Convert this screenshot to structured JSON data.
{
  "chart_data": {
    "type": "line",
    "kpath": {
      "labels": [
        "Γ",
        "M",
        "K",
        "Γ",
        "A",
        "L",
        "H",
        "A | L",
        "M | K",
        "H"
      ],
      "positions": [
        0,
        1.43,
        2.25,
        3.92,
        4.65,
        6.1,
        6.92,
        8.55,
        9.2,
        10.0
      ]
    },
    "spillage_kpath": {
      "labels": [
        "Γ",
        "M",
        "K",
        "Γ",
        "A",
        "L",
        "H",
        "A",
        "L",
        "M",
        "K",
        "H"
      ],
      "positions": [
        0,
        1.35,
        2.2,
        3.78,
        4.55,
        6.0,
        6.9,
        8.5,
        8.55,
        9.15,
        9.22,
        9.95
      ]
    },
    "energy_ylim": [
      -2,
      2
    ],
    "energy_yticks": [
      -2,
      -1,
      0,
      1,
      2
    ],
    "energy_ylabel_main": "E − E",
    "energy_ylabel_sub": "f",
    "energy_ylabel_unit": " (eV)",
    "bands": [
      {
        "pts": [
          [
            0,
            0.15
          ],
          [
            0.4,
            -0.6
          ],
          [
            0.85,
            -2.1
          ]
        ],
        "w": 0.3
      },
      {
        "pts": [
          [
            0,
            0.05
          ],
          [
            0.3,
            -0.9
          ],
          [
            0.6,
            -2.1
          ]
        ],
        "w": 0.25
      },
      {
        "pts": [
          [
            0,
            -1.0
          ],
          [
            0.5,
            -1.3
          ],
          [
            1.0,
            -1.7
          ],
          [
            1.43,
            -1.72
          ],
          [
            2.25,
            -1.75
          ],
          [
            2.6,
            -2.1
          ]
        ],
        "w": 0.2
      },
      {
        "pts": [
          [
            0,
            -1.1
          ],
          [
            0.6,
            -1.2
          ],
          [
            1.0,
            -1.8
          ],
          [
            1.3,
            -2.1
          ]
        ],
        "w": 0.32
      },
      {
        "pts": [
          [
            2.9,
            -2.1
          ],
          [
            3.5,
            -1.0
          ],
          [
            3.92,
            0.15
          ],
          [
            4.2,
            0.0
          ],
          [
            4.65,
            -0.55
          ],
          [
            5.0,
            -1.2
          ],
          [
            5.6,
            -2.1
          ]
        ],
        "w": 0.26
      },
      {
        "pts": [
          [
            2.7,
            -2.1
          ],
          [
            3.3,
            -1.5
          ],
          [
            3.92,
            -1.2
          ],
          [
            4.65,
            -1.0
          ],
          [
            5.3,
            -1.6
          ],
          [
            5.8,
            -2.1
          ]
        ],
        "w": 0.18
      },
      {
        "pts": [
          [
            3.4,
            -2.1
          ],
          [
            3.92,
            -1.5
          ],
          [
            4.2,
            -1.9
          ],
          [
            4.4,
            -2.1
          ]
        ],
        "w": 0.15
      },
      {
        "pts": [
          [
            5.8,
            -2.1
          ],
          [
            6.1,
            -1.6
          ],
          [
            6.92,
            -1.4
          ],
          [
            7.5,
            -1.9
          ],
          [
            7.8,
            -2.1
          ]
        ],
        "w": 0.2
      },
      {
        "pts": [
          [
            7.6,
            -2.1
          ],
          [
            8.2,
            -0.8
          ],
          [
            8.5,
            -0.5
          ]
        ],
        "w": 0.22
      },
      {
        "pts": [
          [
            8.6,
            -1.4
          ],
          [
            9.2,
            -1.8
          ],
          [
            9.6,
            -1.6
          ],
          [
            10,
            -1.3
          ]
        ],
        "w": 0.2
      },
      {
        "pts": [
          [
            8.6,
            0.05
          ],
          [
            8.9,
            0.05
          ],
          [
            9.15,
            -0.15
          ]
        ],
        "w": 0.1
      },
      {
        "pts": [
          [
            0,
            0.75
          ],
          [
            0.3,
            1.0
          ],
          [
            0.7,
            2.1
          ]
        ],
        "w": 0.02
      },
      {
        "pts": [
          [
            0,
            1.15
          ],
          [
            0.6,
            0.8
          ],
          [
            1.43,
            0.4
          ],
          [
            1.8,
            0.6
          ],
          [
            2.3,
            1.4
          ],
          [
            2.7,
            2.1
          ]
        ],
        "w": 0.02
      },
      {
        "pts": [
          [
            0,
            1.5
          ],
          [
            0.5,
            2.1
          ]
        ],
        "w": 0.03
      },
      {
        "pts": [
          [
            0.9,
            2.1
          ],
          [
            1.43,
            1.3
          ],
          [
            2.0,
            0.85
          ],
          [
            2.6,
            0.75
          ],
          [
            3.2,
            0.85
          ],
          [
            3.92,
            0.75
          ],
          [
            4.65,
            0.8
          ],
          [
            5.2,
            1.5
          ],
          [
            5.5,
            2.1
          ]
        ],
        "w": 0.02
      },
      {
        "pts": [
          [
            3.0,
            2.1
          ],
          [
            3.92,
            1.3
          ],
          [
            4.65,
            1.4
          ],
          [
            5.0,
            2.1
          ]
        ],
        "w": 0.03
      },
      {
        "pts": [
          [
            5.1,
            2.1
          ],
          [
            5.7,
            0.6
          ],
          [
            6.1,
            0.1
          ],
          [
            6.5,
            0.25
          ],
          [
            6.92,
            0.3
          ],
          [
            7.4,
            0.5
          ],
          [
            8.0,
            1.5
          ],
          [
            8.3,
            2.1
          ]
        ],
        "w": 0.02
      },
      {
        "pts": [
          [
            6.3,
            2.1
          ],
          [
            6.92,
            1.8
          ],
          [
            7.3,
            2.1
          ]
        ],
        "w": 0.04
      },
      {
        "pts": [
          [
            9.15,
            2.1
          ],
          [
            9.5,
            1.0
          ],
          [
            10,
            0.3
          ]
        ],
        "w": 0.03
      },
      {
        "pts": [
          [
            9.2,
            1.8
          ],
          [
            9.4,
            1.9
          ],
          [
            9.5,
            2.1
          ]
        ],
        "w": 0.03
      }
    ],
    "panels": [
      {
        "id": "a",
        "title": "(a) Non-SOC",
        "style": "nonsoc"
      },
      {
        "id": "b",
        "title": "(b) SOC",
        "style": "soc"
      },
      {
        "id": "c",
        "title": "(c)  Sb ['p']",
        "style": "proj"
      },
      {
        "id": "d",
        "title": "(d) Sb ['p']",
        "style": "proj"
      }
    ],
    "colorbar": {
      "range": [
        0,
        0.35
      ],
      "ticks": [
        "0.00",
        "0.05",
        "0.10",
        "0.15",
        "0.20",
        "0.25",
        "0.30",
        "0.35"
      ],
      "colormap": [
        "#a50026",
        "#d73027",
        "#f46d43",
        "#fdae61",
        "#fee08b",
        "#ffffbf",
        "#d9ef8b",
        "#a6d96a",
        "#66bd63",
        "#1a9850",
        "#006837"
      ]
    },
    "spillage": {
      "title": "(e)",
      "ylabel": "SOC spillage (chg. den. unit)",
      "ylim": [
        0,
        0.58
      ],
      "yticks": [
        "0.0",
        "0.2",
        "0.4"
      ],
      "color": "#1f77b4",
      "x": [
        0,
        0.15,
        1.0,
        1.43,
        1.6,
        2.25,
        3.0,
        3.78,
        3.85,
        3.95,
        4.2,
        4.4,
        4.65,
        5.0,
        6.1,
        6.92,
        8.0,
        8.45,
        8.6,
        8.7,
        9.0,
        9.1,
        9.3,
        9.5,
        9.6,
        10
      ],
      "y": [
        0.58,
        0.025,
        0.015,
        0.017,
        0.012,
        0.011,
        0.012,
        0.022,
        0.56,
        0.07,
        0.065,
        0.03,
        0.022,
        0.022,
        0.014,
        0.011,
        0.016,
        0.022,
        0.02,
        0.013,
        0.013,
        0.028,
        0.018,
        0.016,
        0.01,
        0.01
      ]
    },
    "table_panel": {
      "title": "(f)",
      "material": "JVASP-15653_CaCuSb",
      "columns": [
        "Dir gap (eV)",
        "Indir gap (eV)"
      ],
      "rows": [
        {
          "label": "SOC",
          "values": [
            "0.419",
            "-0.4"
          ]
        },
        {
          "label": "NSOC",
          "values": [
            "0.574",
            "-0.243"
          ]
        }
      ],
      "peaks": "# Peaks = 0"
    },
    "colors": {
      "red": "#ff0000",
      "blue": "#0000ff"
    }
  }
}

====

What to work on:
Take every line from the records above that has the word "style" and copy it.

Result below:
        "style": "nonsoc"
        "style": "soc"
        "style": "proj"
        "style": "proj"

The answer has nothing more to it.